### SHORT TASK
Copy the items word for word, beginning with the first line and continuing through the line that contains "vscroll-thumb[interactable] bbox=[756, 486, 767, 500]".

***** RECORD EXTRACTS

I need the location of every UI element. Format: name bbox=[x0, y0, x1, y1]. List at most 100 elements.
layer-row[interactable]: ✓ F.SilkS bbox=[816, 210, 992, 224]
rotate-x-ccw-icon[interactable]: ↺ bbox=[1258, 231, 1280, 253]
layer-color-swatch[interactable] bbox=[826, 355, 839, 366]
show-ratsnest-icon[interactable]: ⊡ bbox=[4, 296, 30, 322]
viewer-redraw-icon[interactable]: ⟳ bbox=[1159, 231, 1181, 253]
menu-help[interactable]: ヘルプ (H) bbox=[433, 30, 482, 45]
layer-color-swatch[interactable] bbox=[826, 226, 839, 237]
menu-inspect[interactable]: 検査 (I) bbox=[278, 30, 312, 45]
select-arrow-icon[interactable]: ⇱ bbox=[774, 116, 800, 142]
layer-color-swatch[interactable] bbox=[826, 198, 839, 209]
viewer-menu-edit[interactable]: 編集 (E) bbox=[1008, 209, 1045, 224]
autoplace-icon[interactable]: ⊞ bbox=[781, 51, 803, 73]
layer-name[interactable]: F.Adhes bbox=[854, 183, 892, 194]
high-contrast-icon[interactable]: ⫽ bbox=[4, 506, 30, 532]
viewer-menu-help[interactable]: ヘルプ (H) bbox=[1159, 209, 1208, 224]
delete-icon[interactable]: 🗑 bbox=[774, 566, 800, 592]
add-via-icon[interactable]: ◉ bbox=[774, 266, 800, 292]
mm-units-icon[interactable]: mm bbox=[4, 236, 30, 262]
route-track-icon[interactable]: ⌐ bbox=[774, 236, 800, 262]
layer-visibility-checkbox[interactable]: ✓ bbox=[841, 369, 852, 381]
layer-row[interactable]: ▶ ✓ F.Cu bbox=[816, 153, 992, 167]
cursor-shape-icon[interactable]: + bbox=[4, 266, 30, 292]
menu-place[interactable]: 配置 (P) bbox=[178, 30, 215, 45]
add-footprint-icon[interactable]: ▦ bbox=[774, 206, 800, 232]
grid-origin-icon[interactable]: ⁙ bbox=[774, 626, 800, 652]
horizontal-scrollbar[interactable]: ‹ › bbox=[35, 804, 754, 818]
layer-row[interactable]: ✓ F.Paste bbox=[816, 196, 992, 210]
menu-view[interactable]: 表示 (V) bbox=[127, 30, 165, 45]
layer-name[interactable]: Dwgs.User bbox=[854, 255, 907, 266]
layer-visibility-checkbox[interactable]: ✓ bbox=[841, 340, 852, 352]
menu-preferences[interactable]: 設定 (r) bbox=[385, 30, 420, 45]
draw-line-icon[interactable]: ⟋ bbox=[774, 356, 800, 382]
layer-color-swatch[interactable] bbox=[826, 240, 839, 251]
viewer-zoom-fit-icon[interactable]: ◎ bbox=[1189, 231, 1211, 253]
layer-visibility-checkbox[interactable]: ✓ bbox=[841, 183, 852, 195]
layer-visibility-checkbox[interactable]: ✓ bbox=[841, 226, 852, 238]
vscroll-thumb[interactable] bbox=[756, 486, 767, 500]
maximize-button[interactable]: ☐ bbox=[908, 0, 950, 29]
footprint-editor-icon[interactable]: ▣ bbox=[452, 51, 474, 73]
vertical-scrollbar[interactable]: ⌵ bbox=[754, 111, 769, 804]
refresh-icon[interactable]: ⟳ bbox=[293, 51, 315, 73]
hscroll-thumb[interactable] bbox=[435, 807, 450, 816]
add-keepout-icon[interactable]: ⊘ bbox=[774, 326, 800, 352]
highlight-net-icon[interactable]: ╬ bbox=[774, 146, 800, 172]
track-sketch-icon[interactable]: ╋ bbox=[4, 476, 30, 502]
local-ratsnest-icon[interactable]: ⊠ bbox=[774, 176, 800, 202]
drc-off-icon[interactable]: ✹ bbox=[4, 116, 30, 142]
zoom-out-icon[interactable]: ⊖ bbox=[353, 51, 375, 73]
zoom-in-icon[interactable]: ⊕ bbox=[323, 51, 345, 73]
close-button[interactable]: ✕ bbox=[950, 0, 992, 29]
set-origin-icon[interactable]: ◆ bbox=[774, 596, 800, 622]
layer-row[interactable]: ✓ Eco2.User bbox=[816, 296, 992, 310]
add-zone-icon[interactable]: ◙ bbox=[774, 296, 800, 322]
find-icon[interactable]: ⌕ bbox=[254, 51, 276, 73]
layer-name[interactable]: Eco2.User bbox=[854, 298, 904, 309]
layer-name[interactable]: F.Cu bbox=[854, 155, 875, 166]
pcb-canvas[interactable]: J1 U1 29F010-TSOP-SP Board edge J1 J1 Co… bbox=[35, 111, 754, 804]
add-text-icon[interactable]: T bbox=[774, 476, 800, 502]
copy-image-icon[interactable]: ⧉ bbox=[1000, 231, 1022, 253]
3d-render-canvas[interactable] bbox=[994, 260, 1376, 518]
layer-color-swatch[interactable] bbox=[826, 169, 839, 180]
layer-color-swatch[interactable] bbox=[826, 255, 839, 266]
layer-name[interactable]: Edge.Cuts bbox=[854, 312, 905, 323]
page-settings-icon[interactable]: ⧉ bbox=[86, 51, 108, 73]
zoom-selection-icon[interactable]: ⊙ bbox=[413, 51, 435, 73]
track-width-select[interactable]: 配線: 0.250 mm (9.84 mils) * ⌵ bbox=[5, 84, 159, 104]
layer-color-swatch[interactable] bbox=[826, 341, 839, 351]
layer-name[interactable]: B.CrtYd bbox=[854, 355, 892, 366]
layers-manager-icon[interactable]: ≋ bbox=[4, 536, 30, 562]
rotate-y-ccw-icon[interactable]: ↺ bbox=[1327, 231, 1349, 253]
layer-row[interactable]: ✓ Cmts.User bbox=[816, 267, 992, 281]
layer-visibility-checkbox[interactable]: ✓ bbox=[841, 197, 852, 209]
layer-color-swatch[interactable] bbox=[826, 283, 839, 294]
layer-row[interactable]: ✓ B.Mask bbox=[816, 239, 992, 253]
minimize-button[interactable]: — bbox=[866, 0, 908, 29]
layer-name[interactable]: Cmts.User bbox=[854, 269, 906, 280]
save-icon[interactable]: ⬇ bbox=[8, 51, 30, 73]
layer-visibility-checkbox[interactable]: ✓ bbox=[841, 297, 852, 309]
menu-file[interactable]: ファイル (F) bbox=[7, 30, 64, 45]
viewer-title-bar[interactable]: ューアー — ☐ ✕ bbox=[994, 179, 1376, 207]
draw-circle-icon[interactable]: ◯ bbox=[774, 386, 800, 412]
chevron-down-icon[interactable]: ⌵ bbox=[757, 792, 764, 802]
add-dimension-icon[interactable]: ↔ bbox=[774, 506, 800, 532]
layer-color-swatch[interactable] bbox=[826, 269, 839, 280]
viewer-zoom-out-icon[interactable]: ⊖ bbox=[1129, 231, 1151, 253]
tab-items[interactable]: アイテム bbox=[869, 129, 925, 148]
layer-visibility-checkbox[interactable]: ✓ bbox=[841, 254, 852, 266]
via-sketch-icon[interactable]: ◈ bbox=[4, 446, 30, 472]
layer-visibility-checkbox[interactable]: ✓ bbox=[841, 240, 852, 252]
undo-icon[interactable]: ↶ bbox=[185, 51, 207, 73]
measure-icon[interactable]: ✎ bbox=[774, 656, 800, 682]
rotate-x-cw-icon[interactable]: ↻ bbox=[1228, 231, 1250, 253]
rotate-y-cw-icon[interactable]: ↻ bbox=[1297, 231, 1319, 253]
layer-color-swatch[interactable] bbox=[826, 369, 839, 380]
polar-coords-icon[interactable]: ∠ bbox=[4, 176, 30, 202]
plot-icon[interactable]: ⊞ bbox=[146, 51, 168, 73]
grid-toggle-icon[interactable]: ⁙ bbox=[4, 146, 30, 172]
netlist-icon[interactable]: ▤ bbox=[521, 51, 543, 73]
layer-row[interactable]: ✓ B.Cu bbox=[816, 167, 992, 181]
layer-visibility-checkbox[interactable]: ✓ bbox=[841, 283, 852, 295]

**********

### PROBLEM SOLUTION
I need the location of every UI element. Format: name bbox=[x0, y0, x1, y1]. List at most 100 elements.
layer-row[interactable]: ✓ F.SilkS bbox=[816, 210, 992, 224]
rotate-x-ccw-icon[interactable]: ↺ bbox=[1258, 231, 1280, 253]
layer-color-swatch[interactable] bbox=[826, 355, 839, 366]
show-ratsnest-icon[interactable]: ⊡ bbox=[4, 296, 30, 322]
viewer-redraw-icon[interactable]: ⟳ bbox=[1159, 231, 1181, 253]
menu-help[interactable]: ヘルプ (H) bbox=[433, 30, 482, 45]
layer-color-swatch[interactable] bbox=[826, 226, 839, 237]
menu-inspect[interactable]: 検査 (I) bbox=[278, 30, 312, 45]
select-arrow-icon[interactable]: ⇱ bbox=[774, 116, 800, 142]
layer-color-swatch[interactable] bbox=[826, 198, 839, 209]
viewer-menu-edit[interactable]: 編集 (E) bbox=[1008, 209, 1045, 224]
autoplace-icon[interactable]: ⊞ bbox=[781, 51, 803, 73]
layer-name[interactable]: F.Adhes bbox=[854, 183, 892, 194]
high-contrast-icon[interactable]: ⫽ bbox=[4, 506, 30, 532]
viewer-menu-help[interactable]: ヘルプ (H) bbox=[1159, 209, 1208, 224]
delete-icon[interactable]: 🗑 bbox=[774, 566, 800, 592]
add-via-icon[interactable]: ◉ bbox=[774, 266, 800, 292]
mm-units-icon[interactable]: mm bbox=[4, 236, 30, 262]
route-track-icon[interactable]: ⌐ bbox=[774, 236, 800, 262]
layer-visibility-checkbox[interactable]: ✓ bbox=[841, 369, 852, 381]
layer-row[interactable]: ▶ ✓ F.Cu bbox=[816, 153, 992, 167]
cursor-shape-icon[interactable]: + bbox=[4, 266, 30, 292]
menu-place[interactable]: 配置 (P) bbox=[178, 30, 215, 45]
add-footprint-icon[interactable]: ▦ bbox=[774, 206, 800, 232]
grid-origin-icon[interactable]: ⁙ bbox=[774, 626, 800, 652]
horizontal-scrollbar[interactable]: ‹ › bbox=[35, 804, 754, 818]
layer-row[interactable]: ✓ F.Paste bbox=[816, 196, 992, 210]
menu-view[interactable]: 表示 (V) bbox=[127, 30, 165, 45]
layer-name[interactable]: Dwgs.User bbox=[854, 255, 907, 266]
layer-visibility-checkbox[interactable]: ✓ bbox=[841, 340, 852, 352]
menu-preferences[interactable]: 設定 (r) bbox=[385, 30, 420, 45]
draw-line-icon[interactable]: ⟋ bbox=[774, 356, 800, 382]
layer-color-swatch[interactable] bbox=[826, 240, 839, 251]
viewer-zoom-fit-icon[interactable]: ◎ bbox=[1189, 231, 1211, 253]
layer-visibility-checkbox[interactable]: ✓ bbox=[841, 183, 852, 195]
layer-visibility-checkbox[interactable]: ✓ bbox=[841, 226, 852, 238]
vscroll-thumb[interactable] bbox=[756, 486, 767, 500]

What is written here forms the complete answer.